#### [Exercise]
Render every entry exactly as it appears.
##############################
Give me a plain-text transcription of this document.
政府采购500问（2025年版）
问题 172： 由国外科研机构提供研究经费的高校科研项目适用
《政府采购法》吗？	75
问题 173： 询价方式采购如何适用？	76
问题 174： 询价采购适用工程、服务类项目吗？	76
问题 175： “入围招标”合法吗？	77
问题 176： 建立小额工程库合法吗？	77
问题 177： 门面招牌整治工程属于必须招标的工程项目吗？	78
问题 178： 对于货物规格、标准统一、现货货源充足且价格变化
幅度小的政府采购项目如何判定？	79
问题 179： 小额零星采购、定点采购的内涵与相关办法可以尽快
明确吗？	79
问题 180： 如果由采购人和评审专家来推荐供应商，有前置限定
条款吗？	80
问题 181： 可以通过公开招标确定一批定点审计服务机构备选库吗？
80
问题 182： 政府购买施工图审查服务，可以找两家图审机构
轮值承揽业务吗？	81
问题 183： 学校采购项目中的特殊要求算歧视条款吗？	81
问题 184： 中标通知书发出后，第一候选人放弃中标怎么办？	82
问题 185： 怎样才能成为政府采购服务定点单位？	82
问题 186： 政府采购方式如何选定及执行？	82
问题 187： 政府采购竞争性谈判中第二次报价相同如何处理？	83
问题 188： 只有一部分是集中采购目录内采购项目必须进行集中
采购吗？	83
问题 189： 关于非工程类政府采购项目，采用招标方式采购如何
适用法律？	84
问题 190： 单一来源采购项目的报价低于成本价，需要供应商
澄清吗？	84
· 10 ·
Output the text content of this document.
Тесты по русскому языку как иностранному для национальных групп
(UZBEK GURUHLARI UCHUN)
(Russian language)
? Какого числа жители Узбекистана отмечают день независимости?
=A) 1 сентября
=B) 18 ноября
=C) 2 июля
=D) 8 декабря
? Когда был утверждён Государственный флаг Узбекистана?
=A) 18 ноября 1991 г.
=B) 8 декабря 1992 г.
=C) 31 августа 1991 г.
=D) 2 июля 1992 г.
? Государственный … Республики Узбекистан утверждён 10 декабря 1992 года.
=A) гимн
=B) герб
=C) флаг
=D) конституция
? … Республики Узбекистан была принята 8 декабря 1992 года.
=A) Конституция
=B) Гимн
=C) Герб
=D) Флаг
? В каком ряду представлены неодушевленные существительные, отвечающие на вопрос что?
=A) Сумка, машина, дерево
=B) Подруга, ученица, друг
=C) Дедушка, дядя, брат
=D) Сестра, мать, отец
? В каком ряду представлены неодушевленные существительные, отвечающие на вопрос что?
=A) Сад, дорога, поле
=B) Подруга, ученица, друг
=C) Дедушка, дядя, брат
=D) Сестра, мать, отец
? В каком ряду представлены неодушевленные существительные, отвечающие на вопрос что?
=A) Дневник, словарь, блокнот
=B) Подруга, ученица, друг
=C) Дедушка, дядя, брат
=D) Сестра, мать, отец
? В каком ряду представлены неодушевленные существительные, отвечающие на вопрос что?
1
##############################
#### [Result below]
Give me a plain-text transcription of this document.
政府采购500问（2025年版）
问题 172： 由国外科研机构提供研究经费的高校科研项目适用
《政府采购法》吗？	75
问题 173： 询价方式采购如何适用？	76
问题 174： 询价采购适用工程、服务类项目吗？	76
问题 175： “入围招标”合法吗？	77
问题 176： 建立小额工程库合法吗？	77
问题 177： 门面招牌整治工程属于必须招标的工程项目吗？	78
问题 178： 对于货物规格、标准统一、现货货源充足且价格变化
幅度小的政府采购项目如何判定？	79
问题 179： 小额零星采购、定点采购的内涵与相关办法可以尽快
明确吗？	79
问题 180： 如果由采购人和评审专家来推荐供应商，有前置限定
条款吗？	80
问题 181： 可以通过公开招标确定一批定点审计服务机构备选库吗？
80
问题 182： 政府购买施工图审查服务，可以找两家图审机构
轮值承揽业务吗？	81
问题 183： 学校采购项目中的特殊要求算歧视条款吗？	81
问题 184： 中标通知书发出后，第一候选人放弃中标怎么办？	82
问题 185： 怎样才能成为政府采购服务定点单位？	82
问题 186： 政府采购方式如何选定及执行？	82
问题 187： 政府采购竞争性谈判中第二次报价相同如何处理？	83
问题 188： 只有一部分是集中采购目录内采购项目必须进行集中
采购吗？	83
问题 189： 关于非工程类政府采购项目，采用招标方式采购如何
适用法律？	84
问题 190： 单一来源采购项目的报价低于成本价，需要供应商
澄清吗？	84
· 10 ·
Output the text content of this document.
Тесты по русскому языку как иностранному для национальных групп
(UZBEK GURUHLARI UCHUN)
(Russian language)
? Какого числа жители Узбекистана отмечают день независимости?
=A) 1 сентября
=B) 18 ноября
=C) 2 июля
=D) 8 декабря
? Когда был утверждён Государственный флаг Узбекистана?
=A) 18 ноября 1991 г.
=B) 8 декабря 1992 г.
=C) 31 августа 1991 г.
=D) 2 июля 1992 г.
? Государственный … Республики Узбекистан утверждён 10 декабря 1992 года.
=A) гимн
=B) герб
=C) флаг
=D) конституция
? … Республики Узбекистан была принята 8 декабря 1992 года.
=A) Конституция
=B) Гимн
=C) Герб
=D) Флаг
? В каком ряду представлены неодушевленные существительные, отвечающие на вопрос что?
=A) Сумка, машина, дерево
=B) Подруга, ученица, друг
=C) Дедушка, дядя, брат
=D) Сестра, мать, отец
? В каком ряду представлены неодушевленные существительные, отвечающие на вопрос что?
=A) Сад, дорога, поле
=B) Подруга, ученица, друг
=C) Дедушка, дядя, брат
=D) Сестра, мать, отец
? В каком ряду представлены неодушевленные существительные, отвечающие на вопрос что?
=A) Дневник, словарь, блокнот
=B) Подруга, ученица, друг
=C) Дедушка, дядя, брат
=D) Сестра, мать, отец
? В каком ряду представлены неодушевленные существительные, отвечающие на вопрос что?
1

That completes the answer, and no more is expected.